Excerpt provided:
******

Things begin to get a bit funny when Sam and Archie prepare to fly together to New York to get Paddy to go to the bachelor party in person, as Sam’s wife provides him with a condom and a Viagra as a “present” he can use while he’s there, knowing what kind of town Vegas is. Archie, meanwhile, must lie to his son about leaving the house and going to a bachelor party and he slips out of his bed leaving a note that he’s gone on a “church retreat.” Once at Paddy’s in New York, the boys convince the complaining old man to come along to Vegas for Billy’s party and wedding. 

Filmed mostly on location, _Last Vegas_ then shifts its action to the glittering city of lights, when the boys all arrive at _McCarran International Airport_ and greet each other for the first time in a long time. Arguing about sleep habits, pills to take and other senior citizen concerns, the Flatbush Four make their way to _Binion’s_ downtown, but find the hotel section has been closed for year-long renovations. Before they leave to check into the _Aria_ resort, where Billy’s wedding is taking place, they stumble into a little lounge in the _Binion’s_ casino and are taken aback by singer Diana (Mary Steenburgen) with her raspy, fetching voice and good (for her age) looks. The boys invite her to a table for drinks where they get to know her and inform her they’re there for Billy’s bachelor party; it isn’t long before we pick up on the fact that both Billy and Paddy are attracted to the lady and that Billy himself may be figuring out the 30-something he’s about to marry in a couple of days really isn’t the right match for him. 

Upon checking into _Aria_, the boys, with Diana in tow, are invited to stay in one of the resort’s mega-suites and are assigned Lonnie (the always-funny Romany Malco) as their host for the weekend. From there, _Last Vegas_ becomes typical, redundant “Vegas-in-the-movies eye candy” as the boys gawk at girls old enough to be their great granddaughters, get into a nightclub in which they drink modern day concoctions and mingle with stunningly beautiful women while fending off young jerks trying to hit on the girls, etc etc…you know the drill here. Ridiculously clichéd and a scenario that would _never_ happen in a million years in real life. The action builds towards the big setpiece of the film which is, of course, Billy’s bachelor party being thrown in the boys’ multi-level suite at the _Aria_ – but in between we get themes of Billy falling for Diana, an unresolved issue between Paddy and Billy from years ago involving Paddy’s now deceased wife and the question of whether or not Billy should go ahead with his wedding. There are also some ridiculous sequences such as the boys being invited to host a bikini contest at the _Aria_’s pool as soon as they check in to the resort – how this happened we’ll never know – in addition to a quick appearance by none other than Curtis “50 Cent” Jackson, who shows up at Billy’s bachelor party because of the noise and due to the fact that the boys’ suite was supposed to be his; the sequence in which Fifty shows up at the door and Malco shuts it on him when he wants to come in was pretty funny.

******

Given data:
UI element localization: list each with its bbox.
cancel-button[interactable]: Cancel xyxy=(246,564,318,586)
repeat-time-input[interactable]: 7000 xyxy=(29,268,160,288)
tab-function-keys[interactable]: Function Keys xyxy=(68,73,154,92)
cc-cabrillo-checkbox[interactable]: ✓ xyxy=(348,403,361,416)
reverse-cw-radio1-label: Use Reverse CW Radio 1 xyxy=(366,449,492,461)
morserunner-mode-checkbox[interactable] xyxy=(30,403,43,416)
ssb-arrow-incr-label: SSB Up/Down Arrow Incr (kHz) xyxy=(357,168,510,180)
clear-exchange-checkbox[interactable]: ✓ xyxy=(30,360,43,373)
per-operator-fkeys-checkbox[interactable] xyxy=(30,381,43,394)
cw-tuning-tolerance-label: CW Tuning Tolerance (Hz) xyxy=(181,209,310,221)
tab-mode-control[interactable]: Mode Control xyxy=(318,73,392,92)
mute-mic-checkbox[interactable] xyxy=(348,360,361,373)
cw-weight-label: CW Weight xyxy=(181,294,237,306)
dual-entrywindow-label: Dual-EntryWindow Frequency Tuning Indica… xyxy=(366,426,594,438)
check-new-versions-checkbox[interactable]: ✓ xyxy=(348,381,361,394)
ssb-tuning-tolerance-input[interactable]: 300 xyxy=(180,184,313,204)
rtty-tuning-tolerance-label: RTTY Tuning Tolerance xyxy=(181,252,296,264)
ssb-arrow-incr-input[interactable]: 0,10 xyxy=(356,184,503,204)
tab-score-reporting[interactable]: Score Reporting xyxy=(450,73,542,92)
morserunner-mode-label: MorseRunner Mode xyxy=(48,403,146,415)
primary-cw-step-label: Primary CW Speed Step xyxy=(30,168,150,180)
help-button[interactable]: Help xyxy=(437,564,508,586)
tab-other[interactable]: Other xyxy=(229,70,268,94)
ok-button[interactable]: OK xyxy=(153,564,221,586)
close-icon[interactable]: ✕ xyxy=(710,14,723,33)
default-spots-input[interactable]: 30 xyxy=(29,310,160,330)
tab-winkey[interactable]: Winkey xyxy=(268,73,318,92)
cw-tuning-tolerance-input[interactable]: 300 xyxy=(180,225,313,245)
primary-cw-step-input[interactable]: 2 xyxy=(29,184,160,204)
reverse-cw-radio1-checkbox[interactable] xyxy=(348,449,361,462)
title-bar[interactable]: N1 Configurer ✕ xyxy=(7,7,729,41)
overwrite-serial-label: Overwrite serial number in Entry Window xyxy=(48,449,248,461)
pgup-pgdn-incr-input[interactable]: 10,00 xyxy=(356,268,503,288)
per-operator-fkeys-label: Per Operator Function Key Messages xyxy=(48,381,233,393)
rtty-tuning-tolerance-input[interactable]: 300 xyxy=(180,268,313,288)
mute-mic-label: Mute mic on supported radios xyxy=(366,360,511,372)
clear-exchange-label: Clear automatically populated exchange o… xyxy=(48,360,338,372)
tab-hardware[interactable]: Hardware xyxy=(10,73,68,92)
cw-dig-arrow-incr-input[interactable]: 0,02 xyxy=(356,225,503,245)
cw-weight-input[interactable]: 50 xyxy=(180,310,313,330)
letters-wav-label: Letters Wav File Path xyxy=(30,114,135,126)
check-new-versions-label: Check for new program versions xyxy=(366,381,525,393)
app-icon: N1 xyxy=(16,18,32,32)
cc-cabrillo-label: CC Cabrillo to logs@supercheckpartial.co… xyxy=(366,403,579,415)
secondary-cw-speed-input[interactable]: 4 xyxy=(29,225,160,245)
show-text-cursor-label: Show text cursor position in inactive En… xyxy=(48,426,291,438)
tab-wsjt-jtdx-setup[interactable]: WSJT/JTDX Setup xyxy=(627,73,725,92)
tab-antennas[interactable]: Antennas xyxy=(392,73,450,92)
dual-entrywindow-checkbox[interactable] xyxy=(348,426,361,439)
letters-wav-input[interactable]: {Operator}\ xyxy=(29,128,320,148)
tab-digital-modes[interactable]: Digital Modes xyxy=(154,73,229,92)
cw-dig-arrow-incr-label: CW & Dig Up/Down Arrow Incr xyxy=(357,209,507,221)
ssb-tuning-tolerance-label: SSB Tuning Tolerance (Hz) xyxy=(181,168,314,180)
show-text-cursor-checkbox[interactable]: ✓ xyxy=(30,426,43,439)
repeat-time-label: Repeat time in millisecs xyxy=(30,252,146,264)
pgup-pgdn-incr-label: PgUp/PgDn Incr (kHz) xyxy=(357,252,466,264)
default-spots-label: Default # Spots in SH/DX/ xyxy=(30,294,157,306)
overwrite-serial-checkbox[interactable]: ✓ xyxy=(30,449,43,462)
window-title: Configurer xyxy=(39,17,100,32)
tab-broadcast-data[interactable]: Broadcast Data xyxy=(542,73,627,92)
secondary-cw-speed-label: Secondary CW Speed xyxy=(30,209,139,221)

******

Work instructions:
**1.** Answer these questions using the film review above.
(a) What does Archie's note say he has gone on?
(b) Why are the boys unable to stay at Binion's hotel?
(c) Who is assigned as the boys' host for the weekend at the Aria?
**2.** Translate this sentence from the film review into Spanish: "Once at Paddy’s in New York, the boys convince the complaining old man to come along to Vegas for Billy’s party and wedding."

Responses in order:
**1.**
(a) A "church retreat."
(b) The hotel section has been closed for year-long renovations.
(c) Lonnie, played by Romany Malco.

**2.** Una vez en casa de Paddy en Nueva York, los muchachos convencen al viejo quejumbroso de que los acompañe a Las Vegas para la fiesta y la boda de Billy.